Part of a data file
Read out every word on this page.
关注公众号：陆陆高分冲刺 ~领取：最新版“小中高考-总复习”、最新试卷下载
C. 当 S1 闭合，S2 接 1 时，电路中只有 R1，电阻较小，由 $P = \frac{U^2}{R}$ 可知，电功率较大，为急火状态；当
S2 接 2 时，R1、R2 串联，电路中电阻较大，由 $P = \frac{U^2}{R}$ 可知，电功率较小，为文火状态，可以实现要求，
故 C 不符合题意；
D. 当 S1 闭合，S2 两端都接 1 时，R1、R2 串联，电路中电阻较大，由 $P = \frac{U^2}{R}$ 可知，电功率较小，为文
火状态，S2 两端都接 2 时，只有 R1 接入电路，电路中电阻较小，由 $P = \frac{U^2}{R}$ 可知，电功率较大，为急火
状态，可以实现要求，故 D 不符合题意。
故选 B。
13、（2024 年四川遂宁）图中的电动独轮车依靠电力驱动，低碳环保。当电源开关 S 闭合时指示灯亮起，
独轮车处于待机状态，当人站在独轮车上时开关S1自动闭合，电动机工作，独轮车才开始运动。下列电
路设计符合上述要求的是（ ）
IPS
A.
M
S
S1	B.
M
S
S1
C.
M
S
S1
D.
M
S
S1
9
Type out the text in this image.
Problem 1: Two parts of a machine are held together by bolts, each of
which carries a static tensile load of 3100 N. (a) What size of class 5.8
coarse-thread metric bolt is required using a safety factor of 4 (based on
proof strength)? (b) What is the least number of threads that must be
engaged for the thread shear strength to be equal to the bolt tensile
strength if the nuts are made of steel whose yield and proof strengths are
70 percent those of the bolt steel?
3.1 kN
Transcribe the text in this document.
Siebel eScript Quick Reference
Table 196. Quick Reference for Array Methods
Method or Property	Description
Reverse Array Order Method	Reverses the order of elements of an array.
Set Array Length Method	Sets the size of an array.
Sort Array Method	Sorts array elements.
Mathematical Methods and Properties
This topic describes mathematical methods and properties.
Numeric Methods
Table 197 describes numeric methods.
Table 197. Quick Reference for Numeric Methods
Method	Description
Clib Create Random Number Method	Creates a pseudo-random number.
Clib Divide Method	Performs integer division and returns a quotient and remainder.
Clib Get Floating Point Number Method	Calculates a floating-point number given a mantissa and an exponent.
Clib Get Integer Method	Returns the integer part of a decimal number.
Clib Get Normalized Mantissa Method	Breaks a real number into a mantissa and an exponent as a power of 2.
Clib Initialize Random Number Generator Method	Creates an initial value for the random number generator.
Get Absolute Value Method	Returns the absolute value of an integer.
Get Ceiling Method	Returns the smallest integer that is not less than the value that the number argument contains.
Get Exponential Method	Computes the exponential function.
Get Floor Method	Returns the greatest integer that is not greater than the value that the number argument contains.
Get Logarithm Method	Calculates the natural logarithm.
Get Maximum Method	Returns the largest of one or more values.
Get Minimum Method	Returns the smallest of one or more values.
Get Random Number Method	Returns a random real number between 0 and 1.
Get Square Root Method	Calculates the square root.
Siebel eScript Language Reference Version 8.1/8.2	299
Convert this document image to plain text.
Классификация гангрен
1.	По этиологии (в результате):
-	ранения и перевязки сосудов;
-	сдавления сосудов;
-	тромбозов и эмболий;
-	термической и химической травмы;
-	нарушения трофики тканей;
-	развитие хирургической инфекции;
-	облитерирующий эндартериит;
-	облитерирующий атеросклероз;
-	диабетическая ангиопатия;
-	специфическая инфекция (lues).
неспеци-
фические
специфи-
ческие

PROBLEM REQUIREMENTS: Extract every line of the records above that contains the word "сосудов".

SOLUTION TO THIS PROBLEM:
-	ранения и перевязки сосудов;
-	сдавления сосудов;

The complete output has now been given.